[start Dataset content]

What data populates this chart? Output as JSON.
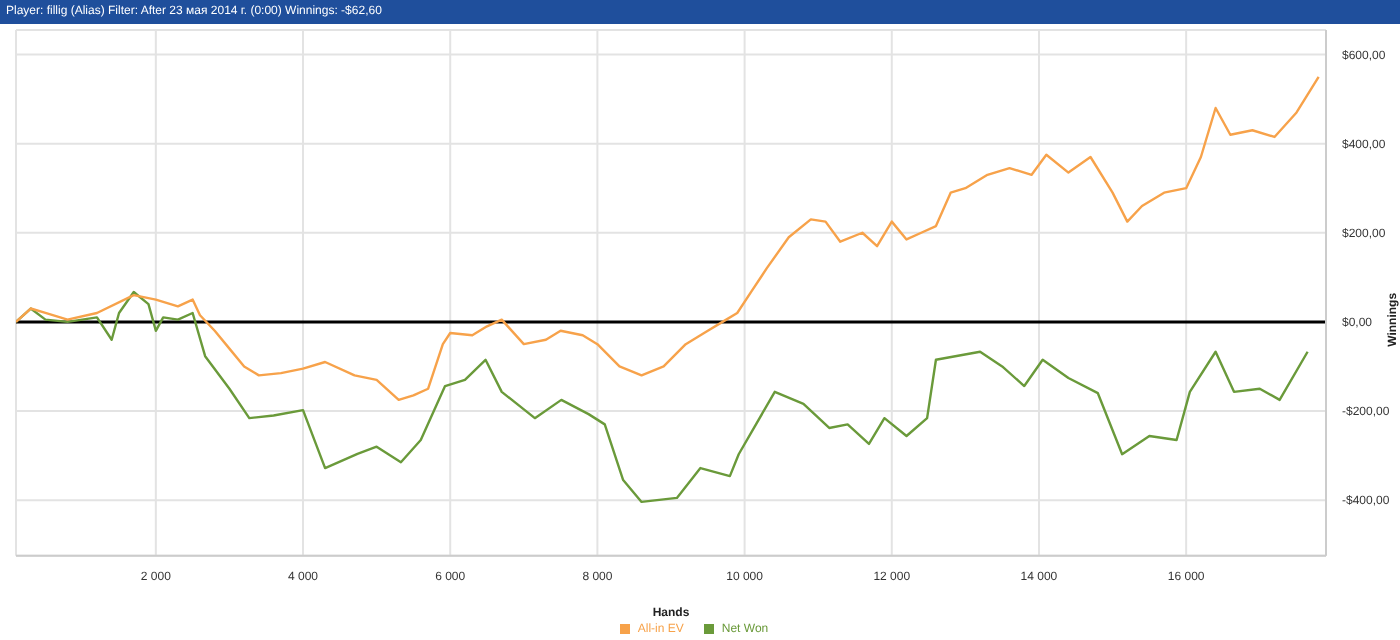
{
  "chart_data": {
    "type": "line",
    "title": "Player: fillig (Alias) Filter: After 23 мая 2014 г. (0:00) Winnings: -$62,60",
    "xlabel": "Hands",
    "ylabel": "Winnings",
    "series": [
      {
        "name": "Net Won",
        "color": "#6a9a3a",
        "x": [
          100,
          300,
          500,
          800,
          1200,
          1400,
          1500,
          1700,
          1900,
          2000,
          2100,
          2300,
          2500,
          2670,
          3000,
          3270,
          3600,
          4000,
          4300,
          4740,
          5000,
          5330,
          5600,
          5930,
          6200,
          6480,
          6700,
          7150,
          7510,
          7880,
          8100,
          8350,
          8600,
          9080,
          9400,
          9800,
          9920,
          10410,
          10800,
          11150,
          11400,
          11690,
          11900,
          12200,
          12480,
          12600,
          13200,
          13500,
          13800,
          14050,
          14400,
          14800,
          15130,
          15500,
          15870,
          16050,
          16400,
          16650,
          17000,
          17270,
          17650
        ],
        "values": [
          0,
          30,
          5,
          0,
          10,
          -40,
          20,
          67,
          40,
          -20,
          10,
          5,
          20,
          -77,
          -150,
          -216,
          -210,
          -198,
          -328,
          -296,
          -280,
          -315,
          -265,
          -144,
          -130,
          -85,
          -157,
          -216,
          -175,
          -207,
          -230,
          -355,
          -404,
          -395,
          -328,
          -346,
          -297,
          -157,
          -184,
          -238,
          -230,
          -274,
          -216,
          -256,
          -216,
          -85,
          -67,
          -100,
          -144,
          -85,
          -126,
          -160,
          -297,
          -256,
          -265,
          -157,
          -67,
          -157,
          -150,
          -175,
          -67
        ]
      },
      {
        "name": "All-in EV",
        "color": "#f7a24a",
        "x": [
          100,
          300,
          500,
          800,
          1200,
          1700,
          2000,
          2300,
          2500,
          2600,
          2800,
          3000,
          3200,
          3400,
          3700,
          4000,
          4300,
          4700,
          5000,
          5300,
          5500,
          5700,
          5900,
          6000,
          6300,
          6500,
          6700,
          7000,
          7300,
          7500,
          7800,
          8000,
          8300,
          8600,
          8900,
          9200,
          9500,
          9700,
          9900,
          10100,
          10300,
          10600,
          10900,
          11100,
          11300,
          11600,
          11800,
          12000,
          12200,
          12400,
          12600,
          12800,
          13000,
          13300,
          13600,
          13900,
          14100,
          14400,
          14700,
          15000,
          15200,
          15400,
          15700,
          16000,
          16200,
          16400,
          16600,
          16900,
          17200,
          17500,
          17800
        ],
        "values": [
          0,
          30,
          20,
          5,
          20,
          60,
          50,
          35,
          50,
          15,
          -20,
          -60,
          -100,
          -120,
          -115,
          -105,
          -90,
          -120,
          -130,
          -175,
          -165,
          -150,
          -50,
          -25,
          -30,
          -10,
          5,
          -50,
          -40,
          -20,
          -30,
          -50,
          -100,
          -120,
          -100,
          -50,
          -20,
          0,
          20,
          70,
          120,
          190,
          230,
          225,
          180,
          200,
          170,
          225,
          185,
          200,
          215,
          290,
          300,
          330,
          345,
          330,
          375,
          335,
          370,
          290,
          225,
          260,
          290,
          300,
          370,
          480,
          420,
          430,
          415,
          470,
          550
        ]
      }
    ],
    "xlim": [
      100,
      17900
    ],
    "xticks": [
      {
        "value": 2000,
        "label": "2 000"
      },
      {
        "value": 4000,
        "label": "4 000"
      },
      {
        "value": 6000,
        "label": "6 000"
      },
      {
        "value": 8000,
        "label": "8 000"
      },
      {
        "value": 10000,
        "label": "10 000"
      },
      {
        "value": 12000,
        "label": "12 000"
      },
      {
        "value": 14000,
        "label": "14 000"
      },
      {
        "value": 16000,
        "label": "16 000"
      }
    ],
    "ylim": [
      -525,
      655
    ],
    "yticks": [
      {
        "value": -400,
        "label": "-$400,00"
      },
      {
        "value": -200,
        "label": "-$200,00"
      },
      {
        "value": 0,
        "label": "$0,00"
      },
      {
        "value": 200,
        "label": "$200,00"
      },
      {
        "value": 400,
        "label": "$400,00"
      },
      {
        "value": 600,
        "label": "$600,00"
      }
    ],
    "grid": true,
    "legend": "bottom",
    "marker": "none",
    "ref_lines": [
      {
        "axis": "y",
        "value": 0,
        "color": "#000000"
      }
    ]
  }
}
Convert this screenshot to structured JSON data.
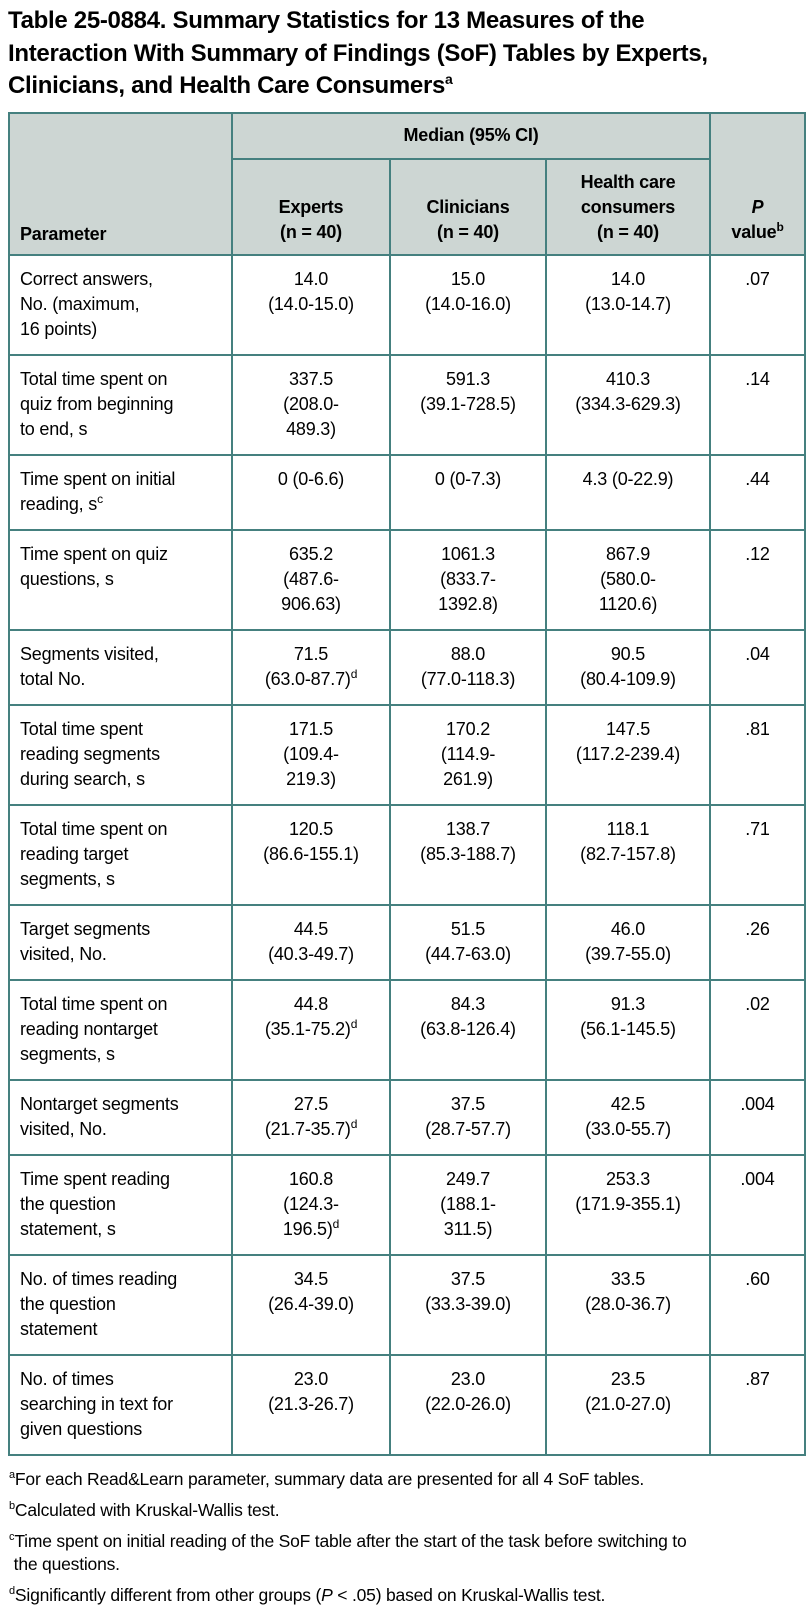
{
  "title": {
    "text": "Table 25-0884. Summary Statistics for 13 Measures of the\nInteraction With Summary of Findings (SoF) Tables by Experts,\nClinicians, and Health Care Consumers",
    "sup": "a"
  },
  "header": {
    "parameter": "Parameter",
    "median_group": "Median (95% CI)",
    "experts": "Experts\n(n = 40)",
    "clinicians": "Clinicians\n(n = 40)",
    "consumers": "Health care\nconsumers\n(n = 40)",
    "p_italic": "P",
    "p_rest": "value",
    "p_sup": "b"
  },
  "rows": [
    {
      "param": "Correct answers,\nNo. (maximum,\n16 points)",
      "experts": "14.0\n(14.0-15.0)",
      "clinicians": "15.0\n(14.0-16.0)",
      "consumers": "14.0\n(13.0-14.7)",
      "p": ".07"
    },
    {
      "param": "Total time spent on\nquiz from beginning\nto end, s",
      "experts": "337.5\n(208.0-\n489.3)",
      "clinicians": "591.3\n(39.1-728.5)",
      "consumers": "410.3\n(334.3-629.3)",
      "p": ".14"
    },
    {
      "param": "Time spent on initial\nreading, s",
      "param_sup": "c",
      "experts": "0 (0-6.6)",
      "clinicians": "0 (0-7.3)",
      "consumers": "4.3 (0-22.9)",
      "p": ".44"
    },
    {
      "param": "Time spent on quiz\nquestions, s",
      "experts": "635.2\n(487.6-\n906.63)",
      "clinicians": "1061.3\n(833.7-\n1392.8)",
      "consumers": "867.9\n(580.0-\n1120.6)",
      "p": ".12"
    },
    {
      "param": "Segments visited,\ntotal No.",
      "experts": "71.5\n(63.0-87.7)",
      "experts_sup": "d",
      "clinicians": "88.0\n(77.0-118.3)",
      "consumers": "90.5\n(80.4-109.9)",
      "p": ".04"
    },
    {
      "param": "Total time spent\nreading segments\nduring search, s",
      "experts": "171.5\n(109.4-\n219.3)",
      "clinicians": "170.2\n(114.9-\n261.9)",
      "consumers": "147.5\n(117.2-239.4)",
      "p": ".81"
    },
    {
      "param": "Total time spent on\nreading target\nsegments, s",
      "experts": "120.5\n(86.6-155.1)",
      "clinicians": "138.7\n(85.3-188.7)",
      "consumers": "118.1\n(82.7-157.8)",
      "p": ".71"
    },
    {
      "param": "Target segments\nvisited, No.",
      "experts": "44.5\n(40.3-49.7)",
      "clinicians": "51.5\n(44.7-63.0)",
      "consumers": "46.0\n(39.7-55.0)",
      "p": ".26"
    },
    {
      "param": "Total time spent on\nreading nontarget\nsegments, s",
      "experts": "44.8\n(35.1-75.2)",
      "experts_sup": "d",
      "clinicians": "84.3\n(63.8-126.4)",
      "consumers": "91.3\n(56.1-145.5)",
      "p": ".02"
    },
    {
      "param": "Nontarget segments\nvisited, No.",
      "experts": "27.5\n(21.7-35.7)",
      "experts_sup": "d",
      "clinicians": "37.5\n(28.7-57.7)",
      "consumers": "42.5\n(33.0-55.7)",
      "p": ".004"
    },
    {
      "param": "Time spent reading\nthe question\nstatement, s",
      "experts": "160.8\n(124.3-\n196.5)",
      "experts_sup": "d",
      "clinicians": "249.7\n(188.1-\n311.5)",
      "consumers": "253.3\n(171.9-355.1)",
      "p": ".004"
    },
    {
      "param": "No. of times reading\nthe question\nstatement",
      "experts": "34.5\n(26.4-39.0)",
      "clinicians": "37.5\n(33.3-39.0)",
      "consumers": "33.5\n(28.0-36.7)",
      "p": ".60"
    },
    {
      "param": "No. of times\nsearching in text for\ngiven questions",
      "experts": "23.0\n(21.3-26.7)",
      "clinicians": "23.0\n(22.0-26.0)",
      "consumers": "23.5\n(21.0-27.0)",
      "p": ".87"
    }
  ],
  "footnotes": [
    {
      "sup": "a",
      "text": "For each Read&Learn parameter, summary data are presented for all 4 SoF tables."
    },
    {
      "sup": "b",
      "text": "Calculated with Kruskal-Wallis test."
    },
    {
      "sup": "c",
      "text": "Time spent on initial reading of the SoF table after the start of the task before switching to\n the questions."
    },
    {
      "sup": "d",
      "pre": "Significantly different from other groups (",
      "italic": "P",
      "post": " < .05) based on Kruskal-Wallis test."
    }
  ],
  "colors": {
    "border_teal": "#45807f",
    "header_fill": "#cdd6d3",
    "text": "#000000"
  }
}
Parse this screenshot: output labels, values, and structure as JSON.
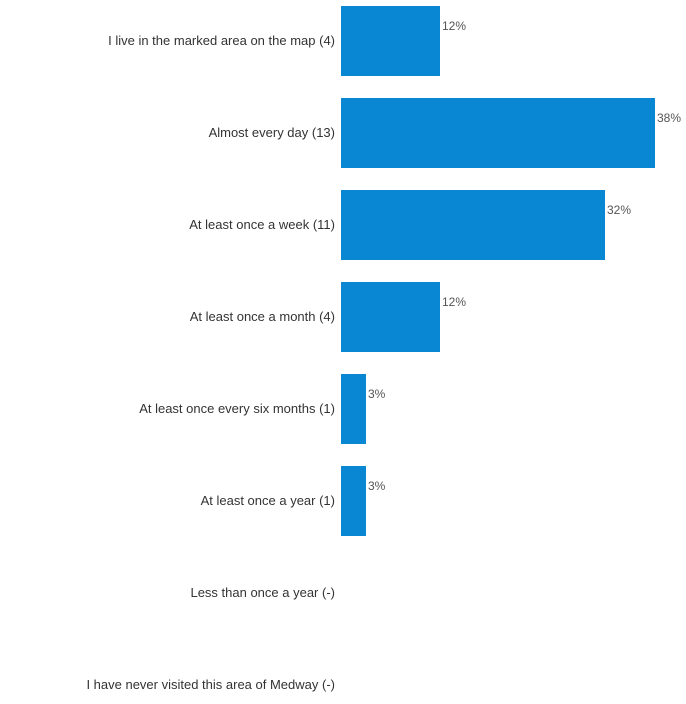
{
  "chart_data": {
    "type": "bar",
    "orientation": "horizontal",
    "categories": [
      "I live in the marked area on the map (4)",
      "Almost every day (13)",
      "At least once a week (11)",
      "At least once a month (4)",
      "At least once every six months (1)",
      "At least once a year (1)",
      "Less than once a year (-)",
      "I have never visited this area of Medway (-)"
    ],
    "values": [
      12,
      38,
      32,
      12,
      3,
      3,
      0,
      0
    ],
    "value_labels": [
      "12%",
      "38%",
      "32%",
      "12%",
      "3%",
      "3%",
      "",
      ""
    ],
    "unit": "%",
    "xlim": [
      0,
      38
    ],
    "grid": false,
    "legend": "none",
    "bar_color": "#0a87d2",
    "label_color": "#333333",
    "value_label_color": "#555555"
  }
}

[end Dataset content]

Set task: Give the count of lines in the listing above that include "spent", with no other words.

Completed exercise: 8